What is being asked: From the listing below, return each line that includes "IPIP".
● ● ● ● ● ● ●
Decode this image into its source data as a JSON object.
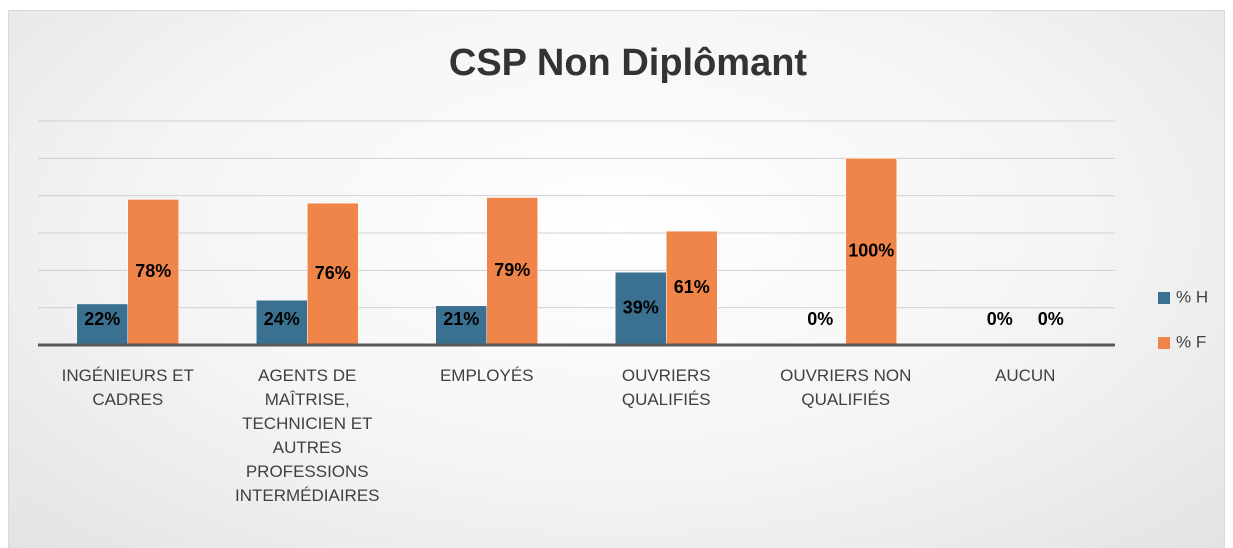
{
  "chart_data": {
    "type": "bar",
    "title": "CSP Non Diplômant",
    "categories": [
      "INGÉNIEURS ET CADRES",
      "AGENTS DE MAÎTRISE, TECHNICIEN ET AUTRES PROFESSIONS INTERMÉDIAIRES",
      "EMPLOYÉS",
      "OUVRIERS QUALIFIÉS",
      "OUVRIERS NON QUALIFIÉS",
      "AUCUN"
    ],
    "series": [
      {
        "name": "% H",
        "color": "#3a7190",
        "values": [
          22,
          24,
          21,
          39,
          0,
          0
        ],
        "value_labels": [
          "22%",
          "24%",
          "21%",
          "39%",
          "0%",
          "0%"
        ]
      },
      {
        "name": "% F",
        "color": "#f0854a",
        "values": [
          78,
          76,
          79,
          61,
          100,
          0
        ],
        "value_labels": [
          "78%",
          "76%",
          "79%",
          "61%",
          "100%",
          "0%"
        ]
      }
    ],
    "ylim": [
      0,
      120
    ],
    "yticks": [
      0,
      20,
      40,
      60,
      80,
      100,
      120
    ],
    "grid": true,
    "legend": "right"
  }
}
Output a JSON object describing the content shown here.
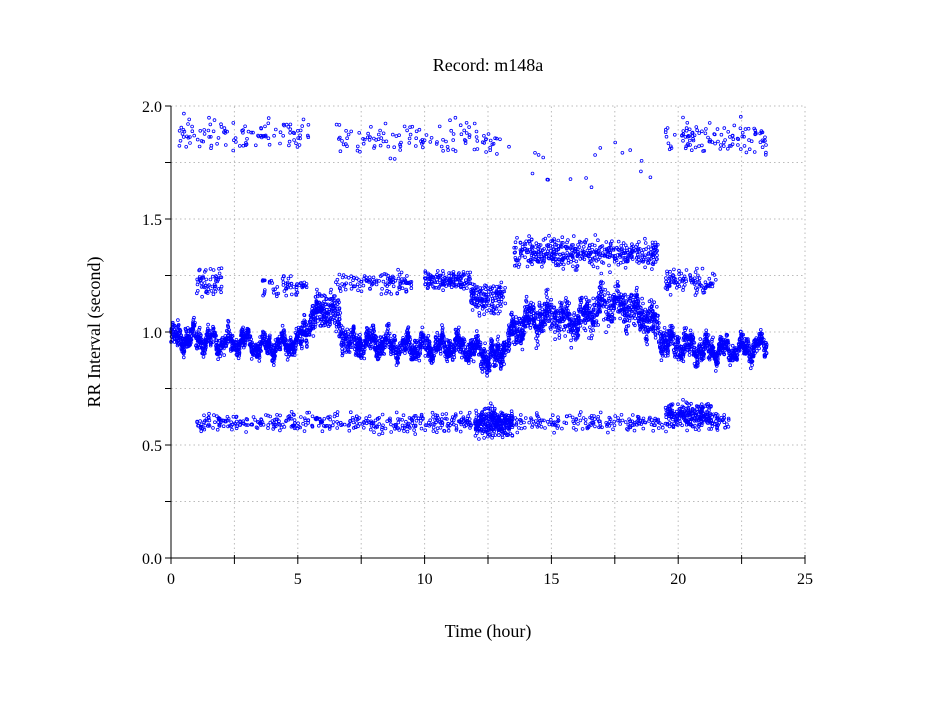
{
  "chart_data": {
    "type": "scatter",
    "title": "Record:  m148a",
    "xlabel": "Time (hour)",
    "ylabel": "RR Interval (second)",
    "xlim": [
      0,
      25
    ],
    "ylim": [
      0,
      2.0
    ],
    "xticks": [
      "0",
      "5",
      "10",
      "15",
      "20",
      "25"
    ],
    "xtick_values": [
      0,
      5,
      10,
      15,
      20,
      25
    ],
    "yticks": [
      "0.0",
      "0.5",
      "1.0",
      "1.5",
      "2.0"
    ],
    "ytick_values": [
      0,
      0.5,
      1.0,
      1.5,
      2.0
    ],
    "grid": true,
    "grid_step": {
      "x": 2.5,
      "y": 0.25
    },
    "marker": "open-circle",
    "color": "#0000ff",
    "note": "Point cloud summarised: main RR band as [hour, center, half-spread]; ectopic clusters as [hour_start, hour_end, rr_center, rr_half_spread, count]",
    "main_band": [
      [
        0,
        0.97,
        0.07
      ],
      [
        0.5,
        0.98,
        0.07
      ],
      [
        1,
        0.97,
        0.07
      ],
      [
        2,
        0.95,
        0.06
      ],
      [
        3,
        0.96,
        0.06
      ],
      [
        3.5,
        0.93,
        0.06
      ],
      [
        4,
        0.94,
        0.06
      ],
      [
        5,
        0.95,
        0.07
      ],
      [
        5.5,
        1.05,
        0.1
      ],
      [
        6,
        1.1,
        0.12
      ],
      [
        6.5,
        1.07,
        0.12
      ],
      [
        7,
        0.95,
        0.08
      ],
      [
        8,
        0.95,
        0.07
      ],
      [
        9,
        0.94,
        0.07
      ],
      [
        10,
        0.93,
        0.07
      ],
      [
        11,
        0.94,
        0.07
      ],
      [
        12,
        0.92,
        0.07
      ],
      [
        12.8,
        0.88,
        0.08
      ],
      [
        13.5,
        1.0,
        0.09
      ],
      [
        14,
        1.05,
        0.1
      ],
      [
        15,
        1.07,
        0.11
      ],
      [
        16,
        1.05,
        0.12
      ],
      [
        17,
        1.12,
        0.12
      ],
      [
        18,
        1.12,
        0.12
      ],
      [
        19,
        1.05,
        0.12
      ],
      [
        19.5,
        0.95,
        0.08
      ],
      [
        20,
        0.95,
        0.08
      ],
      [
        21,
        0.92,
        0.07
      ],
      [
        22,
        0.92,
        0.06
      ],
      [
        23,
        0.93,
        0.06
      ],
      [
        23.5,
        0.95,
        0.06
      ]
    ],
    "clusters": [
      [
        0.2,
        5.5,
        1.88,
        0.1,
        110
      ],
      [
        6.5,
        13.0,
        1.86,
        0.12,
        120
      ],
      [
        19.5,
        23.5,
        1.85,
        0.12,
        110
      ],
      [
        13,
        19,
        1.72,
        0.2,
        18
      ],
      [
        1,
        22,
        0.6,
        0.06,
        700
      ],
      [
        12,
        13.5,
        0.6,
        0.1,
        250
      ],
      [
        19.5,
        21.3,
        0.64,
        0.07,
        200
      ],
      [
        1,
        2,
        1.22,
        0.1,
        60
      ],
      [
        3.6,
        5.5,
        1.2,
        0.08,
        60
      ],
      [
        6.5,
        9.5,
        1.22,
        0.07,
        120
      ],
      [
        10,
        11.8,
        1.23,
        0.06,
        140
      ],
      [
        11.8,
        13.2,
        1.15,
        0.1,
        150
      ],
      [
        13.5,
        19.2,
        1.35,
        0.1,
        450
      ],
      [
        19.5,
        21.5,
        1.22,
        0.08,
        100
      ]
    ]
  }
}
● ● ● ● ● ● ●
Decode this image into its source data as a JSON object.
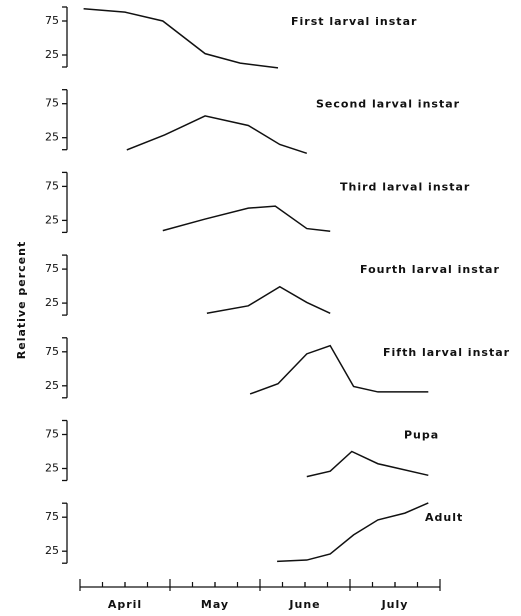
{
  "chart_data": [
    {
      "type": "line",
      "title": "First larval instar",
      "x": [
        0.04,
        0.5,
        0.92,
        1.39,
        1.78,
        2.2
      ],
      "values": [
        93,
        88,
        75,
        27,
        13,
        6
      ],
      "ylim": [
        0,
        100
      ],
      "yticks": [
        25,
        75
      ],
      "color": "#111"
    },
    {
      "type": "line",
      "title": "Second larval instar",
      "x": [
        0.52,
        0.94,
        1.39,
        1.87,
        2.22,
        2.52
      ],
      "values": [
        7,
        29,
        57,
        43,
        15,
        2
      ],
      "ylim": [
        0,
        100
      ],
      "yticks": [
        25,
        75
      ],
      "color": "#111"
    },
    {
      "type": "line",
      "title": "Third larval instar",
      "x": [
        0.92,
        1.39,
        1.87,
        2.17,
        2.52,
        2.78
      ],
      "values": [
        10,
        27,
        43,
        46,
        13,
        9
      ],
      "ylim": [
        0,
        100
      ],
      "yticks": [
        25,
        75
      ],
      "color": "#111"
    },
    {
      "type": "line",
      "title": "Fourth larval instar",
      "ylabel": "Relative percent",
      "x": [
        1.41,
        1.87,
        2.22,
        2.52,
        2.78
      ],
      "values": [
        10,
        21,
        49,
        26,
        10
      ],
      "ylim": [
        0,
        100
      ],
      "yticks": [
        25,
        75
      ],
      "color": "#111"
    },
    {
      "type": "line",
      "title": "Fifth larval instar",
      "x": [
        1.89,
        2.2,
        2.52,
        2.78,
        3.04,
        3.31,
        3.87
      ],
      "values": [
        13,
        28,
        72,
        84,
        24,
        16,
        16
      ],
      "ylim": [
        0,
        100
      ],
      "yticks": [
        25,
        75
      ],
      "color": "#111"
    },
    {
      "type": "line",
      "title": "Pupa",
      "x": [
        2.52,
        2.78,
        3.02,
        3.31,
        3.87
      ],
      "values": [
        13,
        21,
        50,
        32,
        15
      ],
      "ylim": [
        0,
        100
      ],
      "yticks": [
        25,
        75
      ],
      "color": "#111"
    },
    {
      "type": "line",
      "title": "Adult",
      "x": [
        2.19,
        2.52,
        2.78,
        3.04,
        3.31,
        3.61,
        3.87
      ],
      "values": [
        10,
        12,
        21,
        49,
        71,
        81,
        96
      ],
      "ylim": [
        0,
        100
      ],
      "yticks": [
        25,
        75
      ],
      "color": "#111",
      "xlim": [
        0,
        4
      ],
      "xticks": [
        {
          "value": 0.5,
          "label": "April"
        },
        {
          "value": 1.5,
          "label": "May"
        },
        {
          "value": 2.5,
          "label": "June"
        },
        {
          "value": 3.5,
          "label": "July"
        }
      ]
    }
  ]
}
● ● ● ● ● ● ●
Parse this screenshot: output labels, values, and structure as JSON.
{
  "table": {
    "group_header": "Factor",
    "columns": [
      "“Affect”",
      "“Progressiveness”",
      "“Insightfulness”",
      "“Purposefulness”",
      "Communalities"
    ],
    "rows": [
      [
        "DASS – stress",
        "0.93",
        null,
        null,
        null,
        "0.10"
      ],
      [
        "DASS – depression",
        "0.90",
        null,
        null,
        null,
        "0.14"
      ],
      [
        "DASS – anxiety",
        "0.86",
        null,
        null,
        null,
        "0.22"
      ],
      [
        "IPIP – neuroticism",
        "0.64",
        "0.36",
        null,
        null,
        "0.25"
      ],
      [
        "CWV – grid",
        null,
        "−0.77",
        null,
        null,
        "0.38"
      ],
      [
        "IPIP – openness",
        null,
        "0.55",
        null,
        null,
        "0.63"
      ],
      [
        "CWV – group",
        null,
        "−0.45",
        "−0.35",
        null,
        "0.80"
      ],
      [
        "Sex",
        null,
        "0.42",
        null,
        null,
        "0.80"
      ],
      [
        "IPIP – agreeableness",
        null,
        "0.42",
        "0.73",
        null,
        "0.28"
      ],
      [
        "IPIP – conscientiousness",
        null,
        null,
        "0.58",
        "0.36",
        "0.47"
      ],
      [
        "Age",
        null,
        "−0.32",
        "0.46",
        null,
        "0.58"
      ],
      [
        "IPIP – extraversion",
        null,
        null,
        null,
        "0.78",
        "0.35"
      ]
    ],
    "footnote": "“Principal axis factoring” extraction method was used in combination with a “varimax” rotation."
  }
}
● ● ● ● ● ● ●
Solution to this task:
        "IPIP – neuroticism",
        "IPIP – openness",
        "IPIP – agreeableness",
        "IPIP – conscientiousness",
        "IPIP – extraversion",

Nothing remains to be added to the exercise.